Count up the lines in the following listing that hold the word "caption", then give only that count.

• • • • •

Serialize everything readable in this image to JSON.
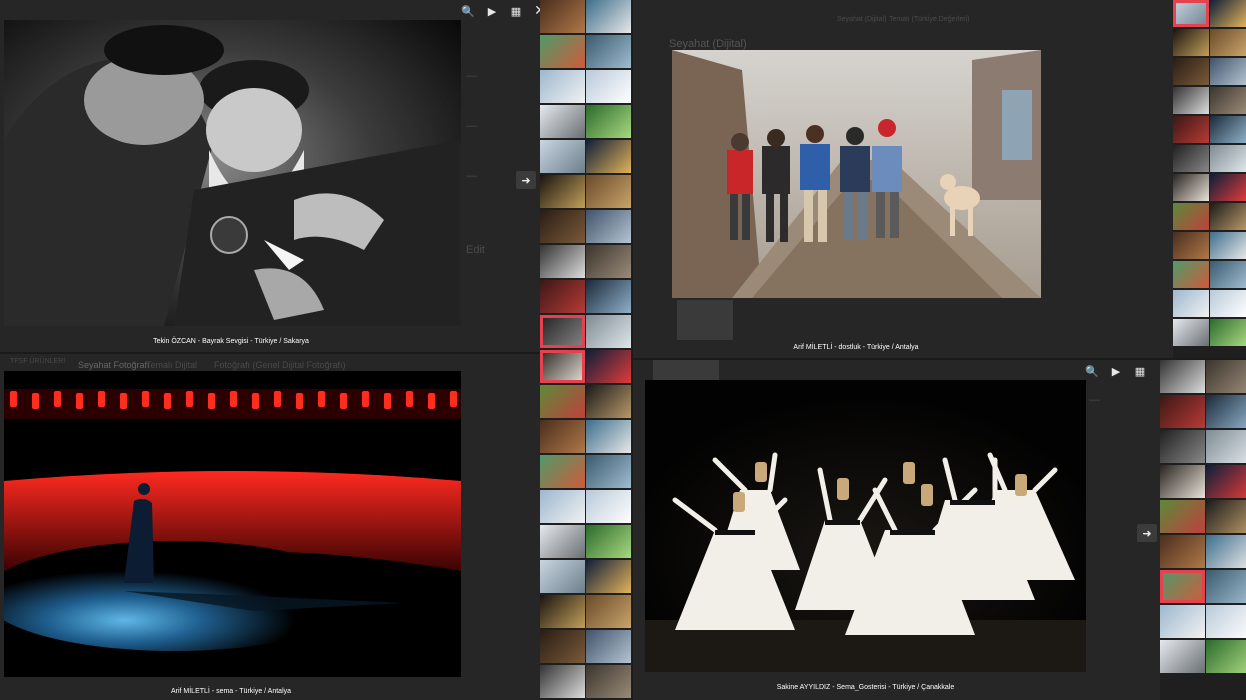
{
  "viewers": {
    "top_left": {
      "caption": "Tekin ÖZCAN - Bayrak Sevgisi - Türkiye / Sakarya"
    },
    "top_right": {
      "caption": "Arif MİLETLİ - dostluk - Türkiye / Antalya",
      "backdrop_title": "Seyahat (Dijital)",
      "backdrop_tabs": [
        "Seyahat (Dijital)",
        "Temalı (Türkiye Değerleri)"
      ]
    },
    "bottom_left": {
      "caption": "Arif MİLETLİ - sema - Türkiye / Antalya",
      "backdrop_tabs": [
        "Seyahat Fotoğrafı",
        "Temalı Dijital",
        "Fotoğrafı (Genel Dijital Fotoğrafı)"
      ],
      "backdrop_logo": "TFSF ÜRÜNLERİ"
    },
    "bottom_right": {
      "caption": "Sakine AYYILDIZ - Sema_Gosterisi - Türkiye / Çanakkale"
    }
  },
  "toolbar": {
    "zoom_icon": "🔍",
    "play_icon": "▶",
    "grid_icon": "▦",
    "close_icon": "✕",
    "next_icon": "➜"
  },
  "colors": {
    "selected_border": "#e6414f",
    "background": "#262626"
  }
}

• • • • •

● **THE COMPLETED TASK**
4